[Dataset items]
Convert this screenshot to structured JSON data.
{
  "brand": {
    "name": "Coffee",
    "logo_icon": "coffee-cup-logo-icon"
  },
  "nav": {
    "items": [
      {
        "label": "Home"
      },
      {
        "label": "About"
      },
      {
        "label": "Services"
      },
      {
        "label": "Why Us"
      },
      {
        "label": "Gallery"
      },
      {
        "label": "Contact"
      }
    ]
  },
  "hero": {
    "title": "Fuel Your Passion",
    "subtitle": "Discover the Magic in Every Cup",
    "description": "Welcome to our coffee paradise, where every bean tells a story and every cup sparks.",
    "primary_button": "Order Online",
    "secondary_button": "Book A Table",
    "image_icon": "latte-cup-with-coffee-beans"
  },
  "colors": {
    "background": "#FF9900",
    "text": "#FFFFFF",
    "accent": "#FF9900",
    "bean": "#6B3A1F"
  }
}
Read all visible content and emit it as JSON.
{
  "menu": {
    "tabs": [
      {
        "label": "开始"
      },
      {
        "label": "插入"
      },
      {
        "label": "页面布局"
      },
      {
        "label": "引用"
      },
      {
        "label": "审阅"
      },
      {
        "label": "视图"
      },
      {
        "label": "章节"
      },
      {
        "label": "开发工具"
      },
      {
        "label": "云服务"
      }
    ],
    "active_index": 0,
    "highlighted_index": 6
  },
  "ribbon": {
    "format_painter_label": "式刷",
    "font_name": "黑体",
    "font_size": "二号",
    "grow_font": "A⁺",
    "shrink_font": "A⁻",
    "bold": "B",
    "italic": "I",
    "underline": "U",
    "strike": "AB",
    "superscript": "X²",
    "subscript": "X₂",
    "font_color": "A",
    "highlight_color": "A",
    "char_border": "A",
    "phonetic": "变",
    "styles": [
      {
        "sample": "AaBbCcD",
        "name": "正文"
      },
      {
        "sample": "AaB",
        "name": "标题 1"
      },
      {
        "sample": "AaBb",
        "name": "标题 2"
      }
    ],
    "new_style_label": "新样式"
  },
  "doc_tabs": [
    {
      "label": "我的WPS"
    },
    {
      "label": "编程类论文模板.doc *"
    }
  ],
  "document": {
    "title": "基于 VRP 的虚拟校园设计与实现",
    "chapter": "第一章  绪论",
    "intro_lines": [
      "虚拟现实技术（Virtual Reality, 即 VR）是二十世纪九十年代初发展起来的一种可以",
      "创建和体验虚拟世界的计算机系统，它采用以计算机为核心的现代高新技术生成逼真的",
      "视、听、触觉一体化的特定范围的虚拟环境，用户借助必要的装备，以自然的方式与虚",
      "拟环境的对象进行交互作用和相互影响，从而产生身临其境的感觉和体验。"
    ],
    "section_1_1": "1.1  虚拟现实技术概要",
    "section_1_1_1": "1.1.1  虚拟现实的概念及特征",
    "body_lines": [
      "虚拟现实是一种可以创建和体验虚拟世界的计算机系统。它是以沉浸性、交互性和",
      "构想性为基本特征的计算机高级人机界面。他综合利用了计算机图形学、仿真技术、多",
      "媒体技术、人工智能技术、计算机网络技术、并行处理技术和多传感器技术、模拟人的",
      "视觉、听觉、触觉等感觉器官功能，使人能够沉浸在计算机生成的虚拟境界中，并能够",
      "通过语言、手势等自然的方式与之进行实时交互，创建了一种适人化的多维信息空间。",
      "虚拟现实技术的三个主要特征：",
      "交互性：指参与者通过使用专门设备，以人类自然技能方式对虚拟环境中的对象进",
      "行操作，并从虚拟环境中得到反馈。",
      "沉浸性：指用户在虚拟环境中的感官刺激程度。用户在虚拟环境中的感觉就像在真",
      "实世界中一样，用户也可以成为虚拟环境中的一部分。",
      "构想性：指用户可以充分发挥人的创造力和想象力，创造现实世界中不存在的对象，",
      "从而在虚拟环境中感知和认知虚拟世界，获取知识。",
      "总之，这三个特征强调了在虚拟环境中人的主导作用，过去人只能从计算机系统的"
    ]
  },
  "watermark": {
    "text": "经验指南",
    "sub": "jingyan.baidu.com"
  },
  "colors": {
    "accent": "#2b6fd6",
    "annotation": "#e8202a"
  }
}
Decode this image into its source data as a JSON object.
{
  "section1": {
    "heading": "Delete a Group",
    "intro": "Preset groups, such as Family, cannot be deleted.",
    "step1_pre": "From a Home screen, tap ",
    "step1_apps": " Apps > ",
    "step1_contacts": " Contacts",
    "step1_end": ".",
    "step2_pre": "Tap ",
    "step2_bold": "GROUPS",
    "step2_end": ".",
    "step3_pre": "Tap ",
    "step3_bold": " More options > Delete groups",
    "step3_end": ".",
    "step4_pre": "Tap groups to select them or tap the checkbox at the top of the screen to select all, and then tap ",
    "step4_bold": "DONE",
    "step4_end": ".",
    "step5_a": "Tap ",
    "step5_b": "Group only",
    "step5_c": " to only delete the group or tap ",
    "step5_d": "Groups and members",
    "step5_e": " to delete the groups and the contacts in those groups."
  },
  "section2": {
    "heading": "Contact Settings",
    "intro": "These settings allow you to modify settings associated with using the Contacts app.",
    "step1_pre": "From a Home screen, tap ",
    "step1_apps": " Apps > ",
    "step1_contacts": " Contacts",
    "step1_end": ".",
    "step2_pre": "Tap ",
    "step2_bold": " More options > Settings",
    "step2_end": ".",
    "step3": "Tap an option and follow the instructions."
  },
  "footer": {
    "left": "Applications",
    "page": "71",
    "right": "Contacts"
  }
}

YOUR GOAL:
Exactly as they are written, print the entries again.

FINISHED EXERCISE:
Convert this screenshot to structured JSON data.
{
  "brand": {
    "name": "Coffee",
    "logo_icon": "coffee-cup-logo-icon"
  },
  "nav": {
    "items": [
      {
        "label": "Home"
      },
      {
        "label": "About"
      },
      {
        "label": "Services"
      },
      {
        "label": "Why Us"
      },
      {
        "label": "Gallery"
      },
      {
        "label": "Contact"
      }
    ]
  },
  "hero": {
    "title": "Fuel Your Passion",
    "subtitle": "Discover the Magic in Every Cup",
    "description": "Welcome to our coffee paradise, where every bean tells a story and every cup sparks.",
    "primary_button": "Order Online",
    "secondary_button": "Book A Table",
    "image_icon": "latte-cup-with-coffee-beans"
  },
  "colors": {
    "background": "#FF9900",
    "text": "#FFFFFF",
    "accent": "#FF9900",
    "bean": "#6B3A1F"
  }
}
Read all visible content and emit it as JSON.
{
  "menu": {
    "tabs": [
      {
        "label": "开始"
      },
      {
        "label": "插入"
      },
      {
        "label": "页面布局"
      },
      {
        "label": "引用"
      },
      {
        "label": "审阅"
      },
      {
        "label": "视图"
      },
      {
        "label": "章节"
      },
      {
        "label": "开发工具"
      },
      {
        "label": "云服务"
      }
    ],
    "active_index": 0,
    "highlighted_index": 6
  },
  "ribbon": {
    "format_painter_label": "式刷",
    "font_name": "黑体",
    "font_size": "二号",
    "grow_font": "A⁺",
    "shrink_font": "A⁻",
    "bold": "B",
    "italic": "I",
    "underline": "U",
    "strike": "AB",
    "superscript": "X²",
    "subscript": "X₂",
    "font_color": "A",
    "highlight_color": "A",
    "char_border": "A",
    "phonetic": "变",
    "styles": [
      {
        "sample": "AaBbCcD",
        "name": "正文"
      },
      {
        "sample": "AaB",
        "name": "标题 1"
      },
      {
        "sample": "AaBb",
        "name": "标题 2"
      }
    ],
    "new_style_label": "新样式"
  },
  "doc_tabs": [
    {
      "label": "我的WPS"
    },
    {
      "label": "编程类论文模板.doc *"
    }
  ],
  "document": {
    "title": "基于 VRP 的虚拟校园设计与实现",
    "chapter": "第一章  绪论",
    "intro_lines": [
      "虚拟现实技术（Virtual Reality, 即 VR）是二十世纪九十年代初发展起来的一种可以",
      "创建和体验虚拟世界的计算机系统，它采用以计算机为核心的现代高新技术生成逼真的",
      "视、听、触觉一体化的特定范围的虚拟环境，用户借助必要的装备，以自然的方式与虚",
      "拟环境的对象进行交互作用和相互影响，从而产生身临其境的感觉和体验。"
    ],
    "section_1_1": "1.1  虚拟现实技术概要",
    "section_1_1_1": "1.1.1  虚拟现实的概念及特征",
    "body_lines": [
      "虚拟现实是一种可以创建和体验虚拟世界的计算机系统。它是以沉浸性、交互性和",
      "构想性为基本特征的计算机高级人机界面。他综合利用了计算机图形学、仿真技术、多",
      "媒体技术、人工智能技术、计算机网络技术、并行处理技术和多传感器技术、模拟人的",
      "视觉、听觉、触觉等感觉器官功能，使人能够沉浸在计算机生成的虚拟境界中，并能够",
      "通过语言、手势等自然的方式与之进行实时交互，创建了一种适人化的多维信息空间。",
      "虚拟现实技术的三个主要特征：",
      "交互性：指参与者通过使用专门设备，以人类自然技能方式对虚拟环境中的对象进",
      "行操作，并从虚拟环境中得到反馈。",
      "沉浸性：指用户在虚拟环境中的感官刺激程度。用户在虚拟环境中的感觉就像在真",
      "实世界中一样，用户也可以成为虚拟环境中的一部分。",
      "构想性：指用户可以充分发挥人的创造力和想象力，创造现实世界中不存在的对象，",
      "从而在虚拟环境中感知和认知虚拟世界，获取知识。",
      "总之，这三个特征强调了在虚拟环境中人的主导作用，过去人只能从计算机系统的"
    ]
  },
  "watermark": {
    "text": "经验指南",
    "sub": "jingyan.baidu.com"
  },
  "colors": {
    "accent": "#2b6fd6",
    "annotation": "#e8202a"
  }
}
Decode this image into its source data as a JSON object.
{
  "section1": {
    "heading": "Delete a Group",
    "intro": "Preset groups, such as Family, cannot be deleted.",
    "step1_pre": "From a Home screen, tap ",
    "step1_apps": " Apps > ",
    "step1_contacts": " Contacts",
    "step1_end": ".",
    "step2_pre": "Tap ",
    "step2_bold": "GROUPS",
    "step2_end": ".",
    "step3_pre": "Tap ",
    "step3_bold": " More options > Delete groups",
    "step3_end": ".",
    "step4_pre": "Tap groups to select them or tap the checkbox at the top of the screen to select all, and then tap ",
    "step4_bold": "DONE",
    "step4_end": ".",
    "step5_a": "Tap ",
    "step5_b": "Group only",
    "step5_c": " to only delete the group or tap ",
    "step5_d": "Groups and members",
    "step5_e": " to delete the groups and the contacts in those groups."
  },
  "section2": {
    "heading": "Contact Settings",
    "intro": "These settings allow you to modify settings associated with using the Contacts app.",
    "step1_pre": "From a Home screen, tap ",
    "step1_apps": " Apps > ",
    "step1_contacts": " Contacts",
    "step1_end": ".",
    "step2_pre": "Tap ",
    "step2_bold": " More options > Settings",
    "step2_end": ".",
    "step3": "Tap an option and follow the instructions."
  },
  "footer": {
    "left": "Applications",
    "page": "71",
    "right": "Contacts"
  }
}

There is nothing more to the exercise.